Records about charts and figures
○ ○ ○ ○ ○

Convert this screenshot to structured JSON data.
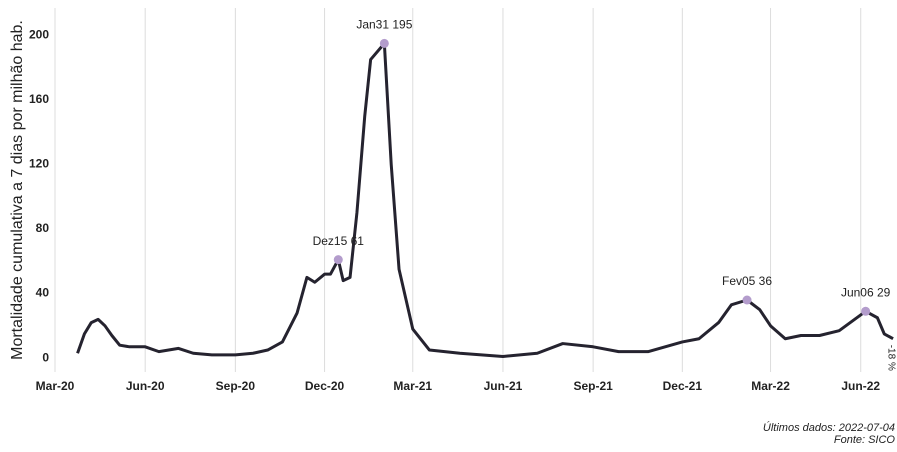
{
  "chart_data": {
    "type": "line",
    "ylabel": "Mortalidade cumulativa a 7 dias por milhão hab.",
    "x": [
      "2020-03-24",
      "2020-03-31",
      "2020-04-07",
      "2020-04-14",
      "2020-04-21",
      "2020-04-28",
      "2020-05-06",
      "2020-05-16",
      "2020-06-01",
      "2020-06-15",
      "2020-07-05",
      "2020-07-20",
      "2020-08-08",
      "2020-09-01",
      "2020-09-19",
      "2020-10-04",
      "2020-10-19",
      "2020-11-03",
      "2020-11-13",
      "2020-11-21",
      "2020-12-01",
      "2020-12-07",
      "2020-12-15",
      "2020-12-20",
      "2020-12-27",
      "2021-01-03",
      "2021-01-11",
      "2021-01-17",
      "2021-01-31",
      "2021-02-07",
      "2021-02-15",
      "2021-03-01",
      "2021-03-18",
      "2021-04-18",
      "2021-06-01",
      "2021-07-06",
      "2021-08-01",
      "2021-09-01",
      "2021-09-27",
      "2021-10-27",
      "2021-12-01",
      "2021-12-18",
      "2022-01-07",
      "2022-01-20",
      "2022-02-05",
      "2022-02-18",
      "2022-03-01",
      "2022-03-16",
      "2022-04-01",
      "2022-04-20",
      "2022-05-10",
      "2022-06-06",
      "2022-06-18",
      "2022-06-25",
      "2022-07-04"
    ],
    "series": [
      {
        "name": "Mortalidade",
        "color": "#25232f",
        "values": [
          3,
          15,
          22,
          24,
          20,
          14,
          8,
          7,
          7,
          4,
          6,
          3,
          2,
          2,
          3,
          5,
          10,
          28,
          50,
          47,
          52,
          52,
          61,
          48,
          50,
          90,
          150,
          185,
          195,
          120,
          55,
          18,
          5,
          3,
          1,
          3,
          9,
          7,
          4,
          4,
          10,
          12,
          22,
          33,
          36,
          30,
          20,
          12,
          14,
          14,
          17,
          29,
          25,
          15,
          12
        ]
      }
    ],
    "annotations": [
      {
        "x": "2020-12-15",
        "y": 61,
        "label": "Dez15 61"
      },
      {
        "x": "2021-01-31",
        "y": 195,
        "label": "Jan31 195"
      },
      {
        "x": "2022-02-05",
        "y": 36,
        "label": "Fev05 36"
      },
      {
        "x": "2022-06-06",
        "y": 29,
        "label": "Jun06 29"
      }
    ],
    "marker_color": "#b39ccc",
    "end_label": "-18 %",
    "footnote": "Últimos dados: 2022-07-04",
    "source": "Fonte: SICO",
    "xlim": [
      "2020-02-10",
      "2022-07-08"
    ],
    "xticks": [
      {
        "value": "2020-03-01",
        "label": "Mar-20"
      },
      {
        "value": "2020-06-01",
        "label": "Jun-20"
      },
      {
        "value": "2020-09-01",
        "label": "Sep-20"
      },
      {
        "value": "2020-12-01",
        "label": "Dec-20"
      },
      {
        "value": "2021-03-01",
        "label": "Mar-21"
      },
      {
        "value": "2021-06-01",
        "label": "Jun-21"
      },
      {
        "value": "2021-09-01",
        "label": "Sep-21"
      },
      {
        "value": "2021-12-01",
        "label": "Dec-21"
      },
      {
        "value": "2022-03-01",
        "label": "Mar-22"
      },
      {
        "value": "2022-06-01",
        "label": "Jun-22"
      }
    ],
    "ylim": [
      -8,
      212
    ],
    "yticks": [
      0,
      40,
      80,
      120,
      160,
      200
    ],
    "grid": true
  }
}
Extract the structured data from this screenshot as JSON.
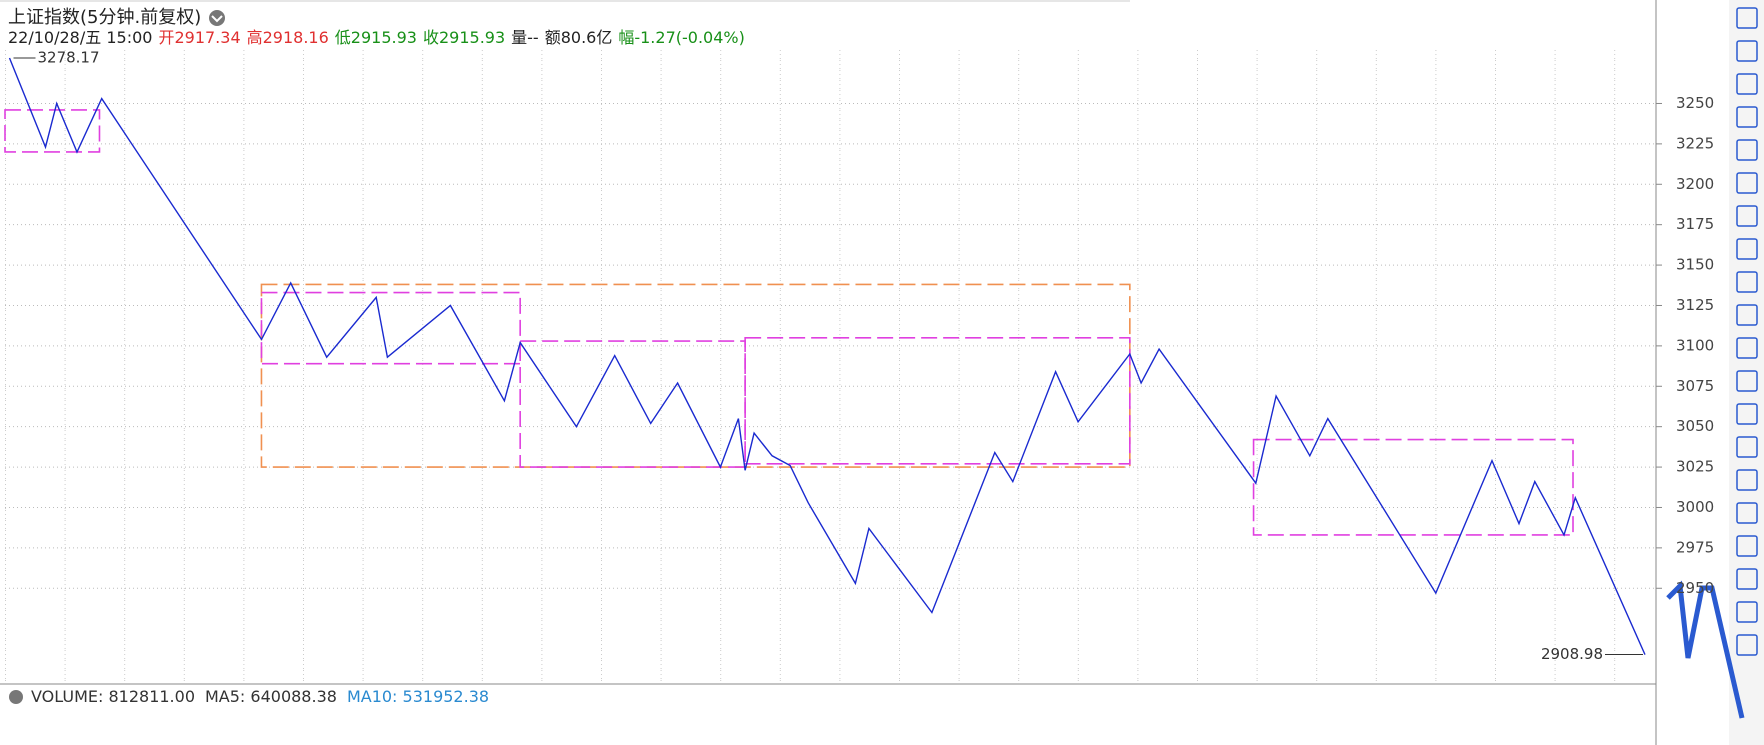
{
  "header": {
    "title": "上证指数(5分钟.前复权)",
    "quote": [
      {
        "text": "22/10/28/五 15:00",
        "color": "#222222"
      },
      {
        "text": "开2917.34",
        "color": "#e03030"
      },
      {
        "text": "高2918.16",
        "color": "#e03030"
      },
      {
        "text": "低2915.93",
        "color": "#189018"
      },
      {
        "text": "收2915.93",
        "color": "#189018"
      },
      {
        "text": "量--",
        "color": "#222222"
      },
      {
        "text": "额80.6亿",
        "color": "#222222"
      },
      {
        "text": "幅-1.27(-0.04%)",
        "color": "#189018"
      }
    ]
  },
  "chart_data": {
    "type": "line",
    "x": [
      2,
      18,
      23,
      32,
      43,
      114,
      127,
      143,
      165,
      170,
      198,
      222,
      229,
      254,
      271,
      287,
      299,
      318,
      326,
      329,
      333,
      341,
      349,
      357,
      378,
      384,
      412,
      440,
      448,
      467,
      477,
      500,
      505,
      513,
      556,
      565,
      580,
      588,
      636,
      661,
      673,
      680,
      693,
      698,
      729
    ],
    "series": [
      {
        "color": "#1a2ad0",
        "values": [
          3278.17,
          3223,
          3250,
          3220,
          3253,
          3104,
          3139,
          3093,
          3130,
          3093,
          3125,
          3066,
          3102,
          3050,
          3094,
          3052,
          3077,
          3025,
          3055,
          3023,
          3046,
          3032,
          3026,
          3003,
          2953,
          2987,
          2935,
          3034,
          3016,
          3084,
          3053,
          3095,
          3077,
          3098,
          3015,
          3069,
          3032,
          3055,
          2947,
          3029,
          2990,
          3016,
          2983,
          3006,
          2908.98
        ]
      }
    ],
    "zones": [
      {
        "x": [
          0,
          42
        ],
        "y": [
          3220,
          3246
        ],
        "color": "#e040e0"
      },
      {
        "x": [
          114,
          500
        ],
        "y": [
          3025,
          3138
        ],
        "color": "#f09050"
      },
      {
        "x": [
          114,
          229
        ],
        "y": [
          3089,
          3133
        ],
        "color": "#e040e0"
      },
      {
        "x": [
          229,
          329
        ],
        "y": [
          3025,
          3103
        ],
        "color": "#e040e0"
      },
      {
        "x": [
          329,
          500
        ],
        "y": [
          3027,
          3105
        ],
        "color": "#e040e0"
      },
      {
        "x": [
          555,
          697
        ],
        "y": [
          2983,
          3042
        ],
        "color": "#e040e0"
      }
    ],
    "annotations": [
      "3278.17",
      "2908.98"
    ],
    "xlim": [
      0,
      733
    ],
    "ylim": [
      2892,
      3280
    ],
    "yticks": [
      2950,
      2975,
      3000,
      3025,
      3050,
      3075,
      3100,
      3125,
      3150,
      3175,
      3200,
      3225,
      3250
    ],
    "grid": true,
    "volume_header": [
      {
        "text": "VOLUME: 812811.00",
        "color": "#333333"
      },
      {
        "text": "MA5: 640088.38",
        "color": "#333333"
      },
      {
        "text": "MA10: 531952.38",
        "color": "#2a8ad0"
      }
    ]
  }
}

○ ○ ○ ○ ○

The pictures should not be reproduced; quote all of the other material exactly.

Convert this screenshot to structured JSON data.
{
  "chart_data": {
    "type": "line",
    "ylabel": "Mortalidade cumulativa a 7 dias por milhão hab.",
    "x": [
      "2020-03-24",
      "2020-03-31",
      "2020-04-07",
      "2020-04-14",
      "2020-04-21",
      "2020-04-28",
      "2020-05-06",
      "2020-05-16",
      "2020-06-01",
      "2020-06-15",
      "2020-07-05",
      "2020-07-20",
      "2020-08-08",
      "2020-09-01",
      "2020-09-19",
      "2020-10-04",
      "2020-10-19",
      "2020-11-03",
      "2020-11-13",
      "2020-11-21",
      "2020-12-01",
      "2020-12-07",
      "2020-12-15",
      "2020-12-20",
      "2020-12-27",
      "2021-01-03",
      "2021-01-11",
      "2021-01-17",
      "2021-01-31",
      "2021-02-07",
      "2021-02-15",
      "2021-03-01",
      "2021-03-18",
      "2021-04-18",
      "2021-06-01",
      "2021-07-06",
      "2021-08-01",
      "2021-09-01",
      "2021-09-27",
      "2021-10-27",
      "2021-12-01",
      "2021-12-18",
      "2022-01-07",
      "2022-01-20",
      "2022-02-05",
      "2022-02-18",
      "2022-03-01",
      "2022-03-16",
      "2022-04-01",
      "2022-04-20",
      "2022-05-10",
      "2022-06-06",
      "2022-06-18",
      "2022-06-25",
      "2022-07-04"
    ],
    "series": [
      {
        "name": "Mortalidade",
        "color": "#25232f",
        "values": [
          3,
          15,
          22,
          24,
          20,
          14,
          8,
          7,
          7,
          4,
          6,
          3,
          2,
          2,
          3,
          5,
          10,
          28,
          50,
          47,
          52,
          52,
          61,
          48,
          50,
          90,
          150,
          185,
          195,
          120,
          55,
          18,
          5,
          3,
          1,
          3,
          9,
          7,
          4,
          4,
          10,
          12,
          22,
          33,
          36,
          30,
          20,
          12,
          14,
          14,
          17,
          29,
          25,
          15,
          12
        ]
      }
    ],
    "annotations": [
      {
        "x": "2020-12-15",
        "y": 61,
        "label": "Dez15 61"
      },
      {
        "x": "2021-01-31",
        "y": 195,
        "label": "Jan31 195"
      },
      {
        "x": "2022-02-05",
        "y": 36,
        "label": "Fev05 36"
      },
      {
        "x": "2022-06-06",
        "y": 29,
        "label": "Jun06 29"
      }
    ],
    "marker_color": "#b39ccc",
    "end_label": "-18 %",
    "footnote": "Últimos dados: 2022-07-04",
    "source": "Fonte: SICO",
    "xlim": [
      "2020-02-10",
      "2022-07-08"
    ],
    "xticks": [
      {
        "value": "2020-03-01",
        "label": "Mar-20"
      },
      {
        "value": "2020-06-01",
        "label": "Jun-20"
      },
      {
        "value": "2020-09-01",
        "label": "Sep-20"
      },
      {
        "value": "2020-12-01",
        "label": "Dec-20"
      },
      {
        "value": "2021-03-01",
        "label": "Mar-21"
      },
      {
        "value": "2021-06-01",
        "label": "Jun-21"
      },
      {
        "value": "2021-09-01",
        "label": "Sep-21"
      },
      {
        "value": "2021-12-01",
        "label": "Dec-21"
      },
      {
        "value": "2022-03-01",
        "label": "Mar-22"
      },
      {
        "value": "2022-06-01",
        "label": "Jun-22"
      }
    ],
    "ylim": [
      -8,
      212
    ],
    "yticks": [
      0,
      40,
      80,
      120,
      160,
      200
    ],
    "grid": true
  }
}
Extract the structured data from this screenshot as JSON.
{
  "header": {
    "title": "上证指数(5分钟.前复权)",
    "quote": [
      {
        "text": "22/10/28/五 15:00",
        "color": "#222222"
      },
      {
        "text": "开2917.34",
        "color": "#e03030"
      },
      {
        "text": "高2918.16",
        "color": "#e03030"
      },
      {
        "text": "低2915.93",
        "color": "#189018"
      },
      {
        "text": "收2915.93",
        "color": "#189018"
      },
      {
        "text": "量--",
        "color": "#222222"
      },
      {
        "text": "额80.6亿",
        "color": "#222222"
      },
      {
        "text": "幅-1.27(-0.04%)",
        "color": "#189018"
      }
    ]
  },
  "chart_data": {
    "type": "line",
    "x": [
      2,
      18,
      23,
      32,
      43,
      114,
      127,
      143,
      165,
      170,
      198,
      222,
      229,
      254,
      271,
      287,
      299,
      318,
      326,
      329,
      333,
      341,
      349,
      357,
      378,
      384,
      412,
      440,
      448,
      467,
      477,
      500,
      505,
      513,
      556,
      565,
      580,
      588,
      636,
      661,
      673,
      680,
      693,
      698,
      729
    ],
    "series": [
      {
        "color": "#1a2ad0",
        "values": [
          3278.17,
          3223,
          3250,
          3220,
          3253,
          3104,
          3139,
          3093,
          3130,
          3093,
          3125,
          3066,
          3102,
          3050,
          3094,
          3052,
          3077,
          3025,
          3055,
          3023,
          3046,
          3032,
          3026,
          3003,
          2953,
          2987,
          2935,
          3034,
          3016,
          3084,
          3053,
          3095,
          3077,
          3098,
          3015,
          3069,
          3032,
          3055,
          2947,
          3029,
          2990,
          3016,
          2983,
          3006,
          2908.98
        ]
      }
    ],
    "zones": [
      {
        "x": [
          0,
          42
        ],
        "y": [
          3220,
          3246
        ],
        "color": "#e040e0"
      },
      {
        "x": [
          114,
          500
        ],
        "y": [
          3025,
          3138
        ],
        "color": "#f09050"
      },
      {
        "x": [
          114,
          229
        ],
        "y": [
          3089,
          3133
        ],
        "color": "#e040e0"
      },
      {
        "x": [
          229,
          329
        ],
        "y": [
          3025,
          3103
        ],
        "color": "#e040e0"
      },
      {
        "x": [
          329,
          500
        ],
        "y": [
          3027,
          3105
        ],
        "color": "#e040e0"
      },
      {
        "x": [
          555,
          697
        ],
        "y": [
          2983,
          3042
        ],
        "color": "#e040e0"
      }
    ],
    "annotations": [
      "3278.17",
      "2908.98"
    ],
    "xlim": [
      0,
      733
    ],
    "ylim": [
      2892,
      3280
    ],
    "yticks": [
      2950,
      2975,
      3000,
      3025,
      3050,
      3075,
      3100,
      3125,
      3150,
      3175,
      3200,
      3225,
      3250
    ],
    "grid": true,
    "volume_header": [
      {
        "text": "VOLUME: 812811.00",
        "color": "#333333"
      },
      {
        "text": "MA5: 640088.38",
        "color": "#333333"
      },
      {
        "text": "MA10: 531952.38",
        "color": "#2a8ad0"
      }
    ]
  }
}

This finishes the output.